» Task to carry out:
Print every line of the listing exactly, please.

##############################

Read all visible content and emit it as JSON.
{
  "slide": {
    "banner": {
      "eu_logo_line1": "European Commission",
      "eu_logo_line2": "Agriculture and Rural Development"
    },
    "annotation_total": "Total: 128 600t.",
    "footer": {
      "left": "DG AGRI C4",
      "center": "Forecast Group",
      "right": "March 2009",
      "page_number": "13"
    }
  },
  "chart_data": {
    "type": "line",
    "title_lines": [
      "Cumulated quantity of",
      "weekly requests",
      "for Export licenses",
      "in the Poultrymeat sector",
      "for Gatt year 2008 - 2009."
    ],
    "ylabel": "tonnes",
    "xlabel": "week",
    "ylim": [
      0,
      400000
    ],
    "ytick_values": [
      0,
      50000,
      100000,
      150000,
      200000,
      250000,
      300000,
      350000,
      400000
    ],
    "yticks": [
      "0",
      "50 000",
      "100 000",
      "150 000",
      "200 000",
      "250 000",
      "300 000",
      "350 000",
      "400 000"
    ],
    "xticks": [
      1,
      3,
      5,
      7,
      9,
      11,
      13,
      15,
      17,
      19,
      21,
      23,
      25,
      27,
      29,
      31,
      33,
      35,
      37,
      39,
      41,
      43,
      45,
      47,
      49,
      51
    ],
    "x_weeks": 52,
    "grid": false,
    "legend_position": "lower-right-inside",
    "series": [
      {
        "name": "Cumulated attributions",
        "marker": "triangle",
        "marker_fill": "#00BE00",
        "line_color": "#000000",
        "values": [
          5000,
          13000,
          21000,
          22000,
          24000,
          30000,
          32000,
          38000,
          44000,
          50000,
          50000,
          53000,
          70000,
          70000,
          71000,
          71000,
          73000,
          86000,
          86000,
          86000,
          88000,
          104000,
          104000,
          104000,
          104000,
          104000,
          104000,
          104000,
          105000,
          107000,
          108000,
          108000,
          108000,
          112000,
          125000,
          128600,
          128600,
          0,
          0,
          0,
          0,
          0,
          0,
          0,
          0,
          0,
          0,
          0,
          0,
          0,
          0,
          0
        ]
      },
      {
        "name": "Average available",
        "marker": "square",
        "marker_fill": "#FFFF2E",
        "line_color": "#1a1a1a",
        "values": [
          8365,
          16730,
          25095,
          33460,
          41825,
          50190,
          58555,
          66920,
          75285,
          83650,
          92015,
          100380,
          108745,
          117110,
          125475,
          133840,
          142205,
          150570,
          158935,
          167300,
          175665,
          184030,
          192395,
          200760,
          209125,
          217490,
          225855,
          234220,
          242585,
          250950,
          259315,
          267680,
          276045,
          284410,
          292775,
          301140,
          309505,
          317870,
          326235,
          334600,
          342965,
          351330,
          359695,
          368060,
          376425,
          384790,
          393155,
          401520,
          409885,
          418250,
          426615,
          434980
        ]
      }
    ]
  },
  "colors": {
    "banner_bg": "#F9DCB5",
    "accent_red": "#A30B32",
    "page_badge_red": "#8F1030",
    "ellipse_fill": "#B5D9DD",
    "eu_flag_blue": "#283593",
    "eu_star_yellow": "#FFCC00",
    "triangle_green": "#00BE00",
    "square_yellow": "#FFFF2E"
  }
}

##############################

» Solved problem:
Read all visible content and emit it as JSON.
{
  "slide": {
    "banner": {
      "eu_logo_line1": "European Commission",
      "eu_logo_line2": "Agriculture and Rural Development"
    },
    "annotation_total": "Total: 128 600t.",
    "footer": {
      "left": "DG AGRI C4",
      "center": "Forecast Group",
      "right": "March 2009",
      "page_number": "13"
    }
  },
  "chart_data": {
    "type": "line",
    "title_lines": [
      "Cumulated quantity of",
      "weekly requests",
      "for Export licenses",
      "in the Poultrymeat sector",
      "for Gatt year 2008 - 2009."
    ],
    "ylabel": "tonnes",
    "xlabel": "week",
    "ylim": [
      0,
      400000
    ],
    "ytick_values": [
      0,
      50000,
      100000,
      150000,
      200000,
      250000,
      300000,
      350000,
      400000
    ],
    "yticks": [
      "0",
      "50 000",
      "100 000",
      "150 000",
      "200 000",
      "250 000",
      "300 000",
      "350 000",
      "400 000"
    ],
    "xticks": [
      1,
      3,
      5,
      7,
      9,
      11,
      13,
      15,
      17,
      19,
      21,
      23,
      25,
      27,
      29,
      31,
      33,
      35,
      37,
      39,
      41,
      43,
      45,
      47,
      49,
      51
    ],
    "x_weeks": 52,
    "grid": false,
    "legend_position": "lower-right-inside",
    "series": [
      {
        "name": "Cumulated attributions",
        "marker": "triangle",
        "marker_fill": "#00BE00",
        "line_color": "#000000",
        "values": [
          5000,
          13000,
          21000,
          22000,
          24000,
          30000,
          32000,
          38000,
          44000,
          50000,
          50000,
          53000,
          70000,
          70000,
          71000,
          71000,
          73000,
          86000,
          86000,
          86000,
          88000,
          104000,
          104000,
          104000,
          104000,
          104000,
          104000,
          104000,
          105000,
          107000,
          108000,
          108000,
          108000,
          112000,
          125000,
          128600,
          128600,
          0,
          0,
          0,
          0,
          0,
          0,
          0,
          0,
          0,
          0,
          0,
          0,
          0,
          0,
          0
        ]
      },
      {
        "name": "Average available",
        "marker": "square",
        "marker_fill": "#FFFF2E",
        "line_color": "#1a1a1a",
        "values": [
          8365,
          16730,
          25095,
          33460,
          41825,
          50190,
          58555,
          66920,
          75285,
          83650,
          92015,
          100380,
          108745,
          117110,
          125475,
          133840,
          142205,
          150570,
          158935,
          167300,
          175665,
          184030,
          192395,
          200760,
          209125,
          217490,
          225855,
          234220,
          242585,
          250950,
          259315,
          267680,
          276045,
          284410,
          292775,
          301140,
          309505,
          317870,
          326235,
          334600,
          342965,
          351330,
          359695,
          368060,
          376425,
          384790,
          393155,
          401520,
          409885,
          418250,
          426615,
          434980
        ]
      }
    ]
  },
  "colors": {
    "banner_bg": "#F9DCB5",
    "accent_red": "#A30B32",
    "page_badge_red": "#8F1030",
    "ellipse_fill": "#B5D9DD",
    "eu_flag_blue": "#283593",
    "eu_star_yellow": "#FFCC00",
    "triangle_green": "#00BE00",
    "square_yellow": "#FFFF2E"
  }
}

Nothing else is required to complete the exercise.